Extract each line of the records below that contains the word "Portugal".

--- Start of Source records ---

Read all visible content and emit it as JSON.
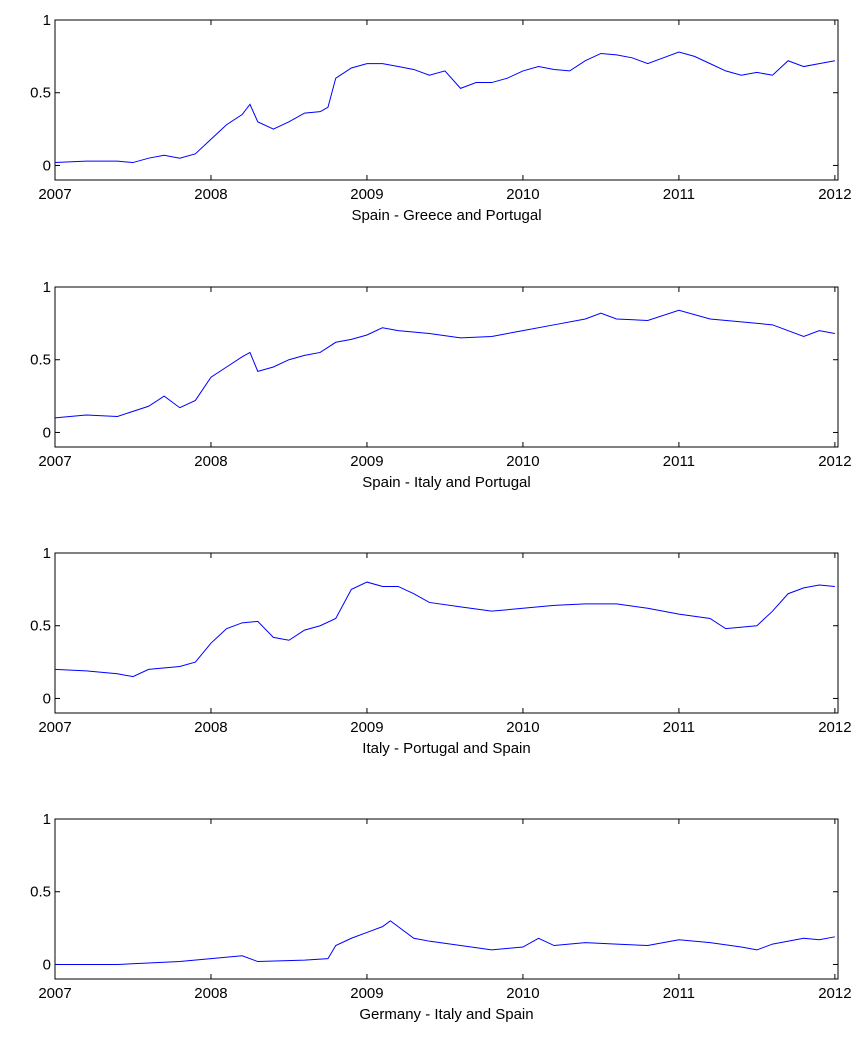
{
  "chart_data": [
    {
      "type": "line",
      "xlabel": "Spain - Greece and Portugal",
      "color": "#0000ff",
      "xlim": [
        2007,
        2012.02
      ],
      "ylim": [
        -0.1,
        1
      ],
      "xticks": [
        2007,
        2008,
        2009,
        2010,
        2011,
        2012
      ],
      "yticks": [
        0,
        0.5,
        1
      ],
      "x": [
        2007,
        2007.2,
        2007.4,
        2007.5,
        2007.6,
        2007.7,
        2007.8,
        2007.9,
        2008,
        2008.1,
        2008.2,
        2008.25,
        2008.3,
        2008.4,
        2008.5,
        2008.6,
        2008.7,
        2008.75,
        2008.8,
        2008.9,
        2009,
        2009.1,
        2009.2,
        2009.3,
        2009.4,
        2009.5,
        2009.6,
        2009.7,
        2009.8,
        2009.9,
        2010,
        2010.1,
        2010.2,
        2010.3,
        2010.4,
        2010.5,
        2010.6,
        2010.7,
        2010.8,
        2010.9,
        2011,
        2011.1,
        2011.2,
        2011.3,
        2011.4,
        2011.5,
        2011.6,
        2011.7,
        2011.8,
        2011.9,
        2012
      ],
      "values": [
        0.02,
        0.03,
        0.03,
        0.02,
        0.05,
        0.07,
        0.05,
        0.08,
        0.18,
        0.28,
        0.35,
        0.42,
        0.3,
        0.25,
        0.3,
        0.36,
        0.37,
        0.4,
        0.6,
        0.67,
        0.7,
        0.7,
        0.68,
        0.66,
        0.62,
        0.65,
        0.53,
        0.57,
        0.57,
        0.6,
        0.65,
        0.68,
        0.66,
        0.65,
        0.72,
        0.77,
        0.76,
        0.74,
        0.7,
        0.74,
        0.78,
        0.75,
        0.7,
        0.65,
        0.62,
        0.64,
        0.62,
        0.72,
        0.68,
        0.7,
        0.72
      ]
    },
    {
      "type": "line",
      "xlabel": "Spain - Italy and Portugal",
      "color": "#0000ff",
      "xlim": [
        2007,
        2012.02
      ],
      "ylim": [
        -0.1,
        1
      ],
      "xticks": [
        2007,
        2008,
        2009,
        2010,
        2011,
        2012
      ],
      "yticks": [
        0,
        0.5,
        1
      ],
      "x": [
        2007,
        2007.2,
        2007.4,
        2007.6,
        2007.7,
        2007.8,
        2007.9,
        2008,
        2008.1,
        2008.2,
        2008.25,
        2008.3,
        2008.4,
        2008.5,
        2008.6,
        2008.7,
        2008.8,
        2008.9,
        2009,
        2009.1,
        2009.2,
        2009.4,
        2009.6,
        2009.8,
        2010,
        2010.2,
        2010.4,
        2010.5,
        2010.6,
        2010.8,
        2011,
        2011.2,
        2011.4,
        2011.6,
        2011.8,
        2011.9,
        2012
      ],
      "values": [
        0.1,
        0.12,
        0.11,
        0.18,
        0.25,
        0.17,
        0.22,
        0.38,
        0.45,
        0.52,
        0.55,
        0.42,
        0.45,
        0.5,
        0.53,
        0.55,
        0.62,
        0.64,
        0.67,
        0.72,
        0.7,
        0.68,
        0.65,
        0.66,
        0.7,
        0.74,
        0.78,
        0.82,
        0.78,
        0.77,
        0.84,
        0.78,
        0.76,
        0.74,
        0.66,
        0.7,
        0.68
      ]
    },
    {
      "type": "line",
      "xlabel": "Italy - Portugal and Spain",
      "color": "#0000ff",
      "xlim": [
        2007,
        2012.02
      ],
      "ylim": [
        -0.1,
        1
      ],
      "xticks": [
        2007,
        2008,
        2009,
        2010,
        2011,
        2012
      ],
      "yticks": [
        0,
        0.5,
        1
      ],
      "x": [
        2007,
        2007.2,
        2007.4,
        2007.5,
        2007.6,
        2007.8,
        2007.9,
        2008,
        2008.1,
        2008.2,
        2008.3,
        2008.4,
        2008.5,
        2008.6,
        2008.7,
        2008.8,
        2008.9,
        2009,
        2009.1,
        2009.2,
        2009.3,
        2009.4,
        2009.6,
        2009.8,
        2010,
        2010.2,
        2010.4,
        2010.6,
        2010.8,
        2011,
        2011.2,
        2011.3,
        2011.5,
        2011.6,
        2011.7,
        2011.8,
        2011.9,
        2012
      ],
      "values": [
        0.2,
        0.19,
        0.17,
        0.15,
        0.2,
        0.22,
        0.25,
        0.38,
        0.48,
        0.52,
        0.53,
        0.42,
        0.4,
        0.47,
        0.5,
        0.55,
        0.75,
        0.8,
        0.77,
        0.77,
        0.72,
        0.66,
        0.63,
        0.6,
        0.62,
        0.64,
        0.65,
        0.65,
        0.62,
        0.58,
        0.55,
        0.48,
        0.5,
        0.6,
        0.72,
        0.76,
        0.78,
        0.77
      ]
    },
    {
      "type": "line",
      "xlabel": "Germany - Italy and Spain",
      "color": "#0000ff",
      "xlim": [
        2007,
        2012.02
      ],
      "ylim": [
        -0.1,
        1
      ],
      "xticks": [
        2007,
        2008,
        2009,
        2010,
        2011,
        2012
      ],
      "yticks": [
        0,
        0.5,
        1
      ],
      "x": [
        2007,
        2007.4,
        2007.6,
        2007.8,
        2008,
        2008.2,
        2008.3,
        2008.6,
        2008.75,
        2008.8,
        2008.9,
        2009,
        2009.1,
        2009.15,
        2009.2,
        2009.3,
        2009.4,
        2009.6,
        2009.8,
        2010,
        2010.1,
        2010.2,
        2010.4,
        2010.6,
        2010.8,
        2011,
        2011.2,
        2011.4,
        2011.5,
        2011.6,
        2011.8,
        2011.9,
        2012
      ],
      "values": [
        0,
        0,
        0.01,
        0.02,
        0.04,
        0.06,
        0.02,
        0.03,
        0.04,
        0.13,
        0.18,
        0.22,
        0.26,
        0.3,
        0.26,
        0.18,
        0.16,
        0.13,
        0.1,
        0.12,
        0.18,
        0.13,
        0.15,
        0.14,
        0.13,
        0.17,
        0.15,
        0.12,
        0.1,
        0.14,
        0.18,
        0.17,
        0.19
      ]
    }
  ]
}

--- End of Source records ---

* **Answer to this problem**
      "xlabel": "Spain - Greece and Portugal",
      "xlabel": "Spain - Italy and Portugal",
      "xlabel": "Italy - Portugal and Spain",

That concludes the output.